Leave the pictures out and print every record below exactly as it stands.

[GIVEN RECORDS]
<<<<

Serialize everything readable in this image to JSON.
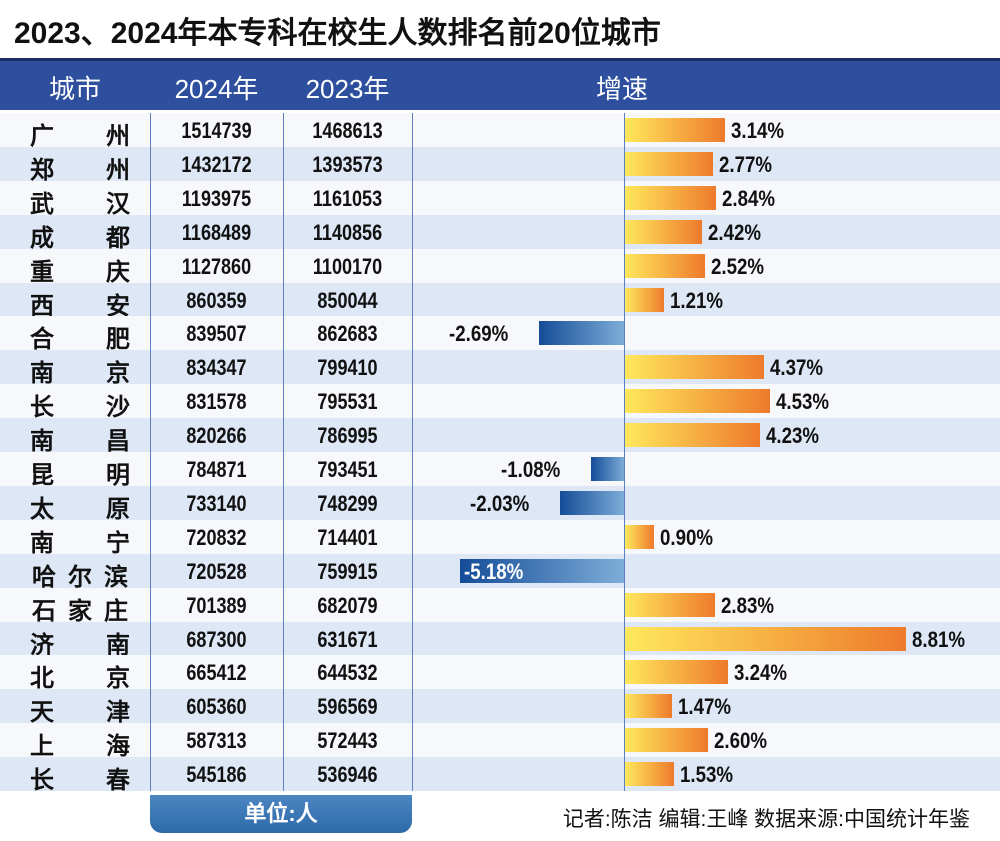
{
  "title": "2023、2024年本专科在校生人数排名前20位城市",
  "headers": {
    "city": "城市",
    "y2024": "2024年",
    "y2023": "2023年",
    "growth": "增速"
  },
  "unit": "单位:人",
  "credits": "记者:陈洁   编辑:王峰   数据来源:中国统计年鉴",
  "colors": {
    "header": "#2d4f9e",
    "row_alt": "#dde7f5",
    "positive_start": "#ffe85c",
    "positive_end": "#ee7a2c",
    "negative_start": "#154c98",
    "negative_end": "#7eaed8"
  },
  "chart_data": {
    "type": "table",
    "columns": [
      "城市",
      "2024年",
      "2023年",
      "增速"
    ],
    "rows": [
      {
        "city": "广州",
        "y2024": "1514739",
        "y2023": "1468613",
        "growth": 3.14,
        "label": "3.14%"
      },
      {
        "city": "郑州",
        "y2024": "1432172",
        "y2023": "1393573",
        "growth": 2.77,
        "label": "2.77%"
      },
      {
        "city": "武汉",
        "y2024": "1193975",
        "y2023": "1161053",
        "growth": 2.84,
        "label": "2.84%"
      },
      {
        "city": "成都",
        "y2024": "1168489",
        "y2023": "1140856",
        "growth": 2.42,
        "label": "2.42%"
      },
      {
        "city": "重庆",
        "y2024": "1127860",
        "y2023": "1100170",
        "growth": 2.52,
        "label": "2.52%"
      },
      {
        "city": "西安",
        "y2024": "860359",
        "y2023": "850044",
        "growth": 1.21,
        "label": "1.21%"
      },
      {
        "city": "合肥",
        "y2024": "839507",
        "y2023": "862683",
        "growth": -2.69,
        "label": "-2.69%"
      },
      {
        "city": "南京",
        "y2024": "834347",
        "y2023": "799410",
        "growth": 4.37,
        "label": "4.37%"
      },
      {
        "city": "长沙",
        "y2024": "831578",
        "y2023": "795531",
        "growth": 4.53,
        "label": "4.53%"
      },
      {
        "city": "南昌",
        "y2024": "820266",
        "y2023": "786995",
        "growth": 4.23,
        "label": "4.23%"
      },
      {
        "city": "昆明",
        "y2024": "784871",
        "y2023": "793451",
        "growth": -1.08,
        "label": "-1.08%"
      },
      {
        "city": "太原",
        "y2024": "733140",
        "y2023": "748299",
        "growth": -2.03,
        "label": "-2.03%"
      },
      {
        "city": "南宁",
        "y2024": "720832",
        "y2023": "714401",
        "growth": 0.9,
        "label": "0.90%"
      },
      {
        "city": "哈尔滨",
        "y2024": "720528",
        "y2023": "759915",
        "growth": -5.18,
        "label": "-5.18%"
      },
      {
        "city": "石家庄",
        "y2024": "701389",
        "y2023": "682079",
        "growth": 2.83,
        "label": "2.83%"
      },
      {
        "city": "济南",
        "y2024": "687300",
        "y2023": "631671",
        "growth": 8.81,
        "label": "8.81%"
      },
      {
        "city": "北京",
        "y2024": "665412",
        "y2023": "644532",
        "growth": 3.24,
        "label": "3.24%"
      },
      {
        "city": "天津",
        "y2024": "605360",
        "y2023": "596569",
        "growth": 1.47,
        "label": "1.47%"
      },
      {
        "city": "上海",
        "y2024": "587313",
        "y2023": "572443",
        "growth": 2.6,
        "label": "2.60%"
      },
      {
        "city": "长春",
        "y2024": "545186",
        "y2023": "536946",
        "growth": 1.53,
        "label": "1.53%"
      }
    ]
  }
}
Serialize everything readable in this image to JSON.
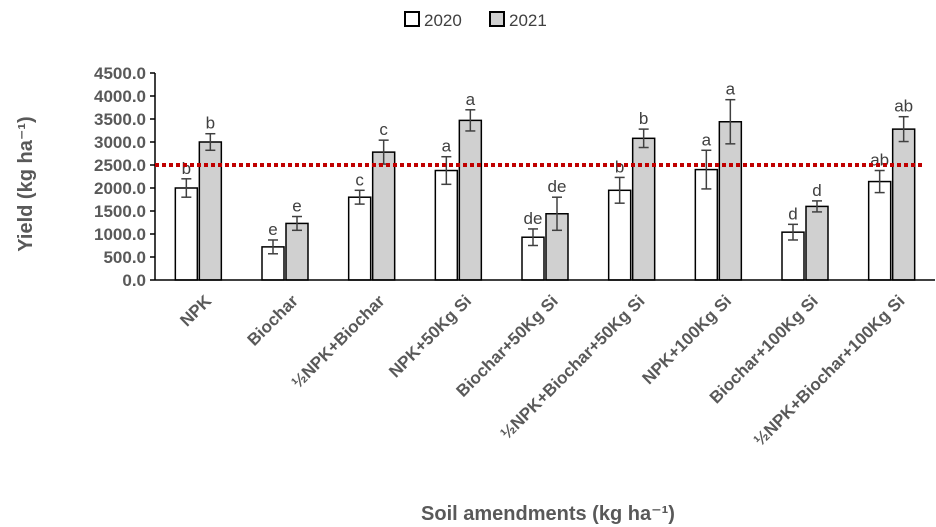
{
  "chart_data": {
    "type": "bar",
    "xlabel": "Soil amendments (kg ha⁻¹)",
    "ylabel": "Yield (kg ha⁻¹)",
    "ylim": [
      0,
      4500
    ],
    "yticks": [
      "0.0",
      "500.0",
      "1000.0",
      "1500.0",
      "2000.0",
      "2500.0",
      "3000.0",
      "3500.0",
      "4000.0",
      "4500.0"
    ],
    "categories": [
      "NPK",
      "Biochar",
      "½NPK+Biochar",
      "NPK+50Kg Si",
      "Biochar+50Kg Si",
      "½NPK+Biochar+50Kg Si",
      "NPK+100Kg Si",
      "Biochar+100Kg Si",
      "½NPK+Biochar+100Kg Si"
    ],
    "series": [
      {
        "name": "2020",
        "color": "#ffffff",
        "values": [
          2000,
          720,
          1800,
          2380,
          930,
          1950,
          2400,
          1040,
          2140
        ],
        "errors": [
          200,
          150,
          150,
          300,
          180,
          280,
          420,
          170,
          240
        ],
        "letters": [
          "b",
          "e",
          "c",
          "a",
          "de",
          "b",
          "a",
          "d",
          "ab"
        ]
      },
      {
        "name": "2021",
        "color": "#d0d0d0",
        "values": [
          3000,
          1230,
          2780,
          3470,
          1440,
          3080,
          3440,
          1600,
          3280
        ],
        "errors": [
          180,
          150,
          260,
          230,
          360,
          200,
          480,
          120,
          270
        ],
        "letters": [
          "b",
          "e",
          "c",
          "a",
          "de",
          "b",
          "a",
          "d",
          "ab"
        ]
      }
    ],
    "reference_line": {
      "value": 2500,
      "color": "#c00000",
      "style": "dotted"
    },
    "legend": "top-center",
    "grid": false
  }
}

>>>>

[RESULT FOR THIS EXERCISE]
Serialize everything readable in this image to JSON.
{
  "title": "2023、2024年本专科在校生人数排名前20位城市",
  "headers": {
    "city": "城市",
    "y2024": "2024年",
    "y2023": "2023年",
    "growth": "增速"
  },
  "unit": "单位:人",
  "credits": "记者:陈洁   编辑:王峰   数据来源:中国统计年鉴",
  "colors": {
    "header": "#2d4f9e",
    "row_alt": "#dde7f5",
    "positive_start": "#ffe85c",
    "positive_end": "#ee7a2c",
    "negative_start": "#154c98",
    "negative_end": "#7eaed8"
  },
  "chart_data": {
    "type": "table",
    "columns": [
      "城市",
      "2024年",
      "2023年",
      "增速"
    ],
    "rows": [
      {
        "city": "广州",
        "y2024": "1514739",
        "y2023": "1468613",
        "growth": 3.14,
        "label": "3.14%"
      },
      {
        "city": "郑州",
        "y2024": "1432172",
        "y2023": "1393573",
        "growth": 2.77,
        "label": "2.77%"
      },
      {
        "city": "武汉",
        "y2024": "1193975",
        "y2023": "1161053",
        "growth": 2.84,
        "label": "2.84%"
      },
      {
        "city": "成都",
        "y2024": "1168489",
        "y2023": "1140856",
        "growth": 2.42,
        "label": "2.42%"
      },
      {
        "city": "重庆",
        "y2024": "1127860",
        "y2023": "1100170",
        "growth": 2.52,
        "label": "2.52%"
      },
      {
        "city": "西安",
        "y2024": "860359",
        "y2023": "850044",
        "growth": 1.21,
        "label": "1.21%"
      },
      {
        "city": "合肥",
        "y2024": "839507",
        "y2023": "862683",
        "growth": -2.69,
        "label": "-2.69%"
      },
      {
        "city": "南京",
        "y2024": "834347",
        "y2023": "799410",
        "growth": 4.37,
        "label": "4.37%"
      },
      {
        "city": "长沙",
        "y2024": "831578",
        "y2023": "795531",
        "growth": 4.53,
        "label": "4.53%"
      },
      {
        "city": "南昌",
        "y2024": "820266",
        "y2023": "786995",
        "growth": 4.23,
        "label": "4.23%"
      },
      {
        "city": "昆明",
        "y2024": "784871",
        "y2023": "793451",
        "growth": -1.08,
        "label": "-1.08%"
      },
      {
        "city": "太原",
        "y2024": "733140",
        "y2023": "748299",
        "growth": -2.03,
        "label": "-2.03%"
      },
      {
        "city": "南宁",
        "y2024": "720832",
        "y2023": "714401",
        "growth": 0.9,
        "label": "0.90%"
      },
      {
        "city": "哈尔滨",
        "y2024": "720528",
        "y2023": "759915",
        "growth": -5.18,
        "label": "-5.18%"
      },
      {
        "city": "石家庄",
        "y2024": "701389",
        "y2023": "682079",
        "growth": 2.83,
        "label": "2.83%"
      },
      {
        "city": "济南",
        "y2024": "687300",
        "y2023": "631671",
        "growth": 8.81,
        "label": "8.81%"
      },
      {
        "city": "北京",
        "y2024": "665412",
        "y2023": "644532",
        "growth": 3.24,
        "label": "3.24%"
      },
      {
        "city": "天津",
        "y2024": "605360",
        "y2023": "596569",
        "growth": 1.47,
        "label": "1.47%"
      },
      {
        "city": "上海",
        "y2024": "587313",
        "y2023": "572443",
        "growth": 2.6,
        "label": "2.60%"
      },
      {
        "city": "长春",
        "y2024": "545186",
        "y2023": "536946",
        "growth": 1.53,
        "label": "1.53%"
      }
    ]
  }
}
Serialize everything readable in this image to JSON.
{
  "chart_data": {
    "type": "bar",
    "xlabel": "Soil amendments (kg ha⁻¹)",
    "ylabel": "Yield (kg ha⁻¹)",
    "ylim": [
      0,
      4500
    ],
    "yticks": [
      "0.0",
      "500.0",
      "1000.0",
      "1500.0",
      "2000.0",
      "2500.0",
      "3000.0",
      "3500.0",
      "4000.0",
      "4500.0"
    ],
    "categories": [
      "NPK",
      "Biochar",
      "½NPK+Biochar",
      "NPK+50Kg Si",
      "Biochar+50Kg Si",
      "½NPK+Biochar+50Kg Si",
      "NPK+100Kg Si",
      "Biochar+100Kg Si",
      "½NPK+Biochar+100Kg Si"
    ],
    "series": [
      {
        "name": "2020",
        "color": "#ffffff",
        "values": [
          2000,
          720,
          1800,
          2380,
          930,
          1950,
          2400,
          1040,
          2140
        ],
        "errors": [
          200,
          150,
          150,
          300,
          180,
          280,
          420,
          170,
          240
        ],
        "letters": [
          "b",
          "e",
          "c",
          "a",
          "de",
          "b",
          "a",
          "d",
          "ab"
        ]
      },
      {
        "name": "2021",
        "color": "#d0d0d0",
        "values": [
          3000,
          1230,
          2780,
          3470,
          1440,
          3080,
          3440,
          1600,
          3280
        ],
        "errors": [
          180,
          150,
          260,
          230,
          360,
          200,
          480,
          120,
          270
        ],
        "letters": [
          "b",
          "e",
          "c",
          "a",
          "de",
          "b",
          "a",
          "d",
          "ab"
        ]
      }
    ],
    "reference_line": {
      "value": 2500,
      "color": "#c00000",
      "style": "dotted"
    },
    "legend": "top-center",
    "grid": false
  }
}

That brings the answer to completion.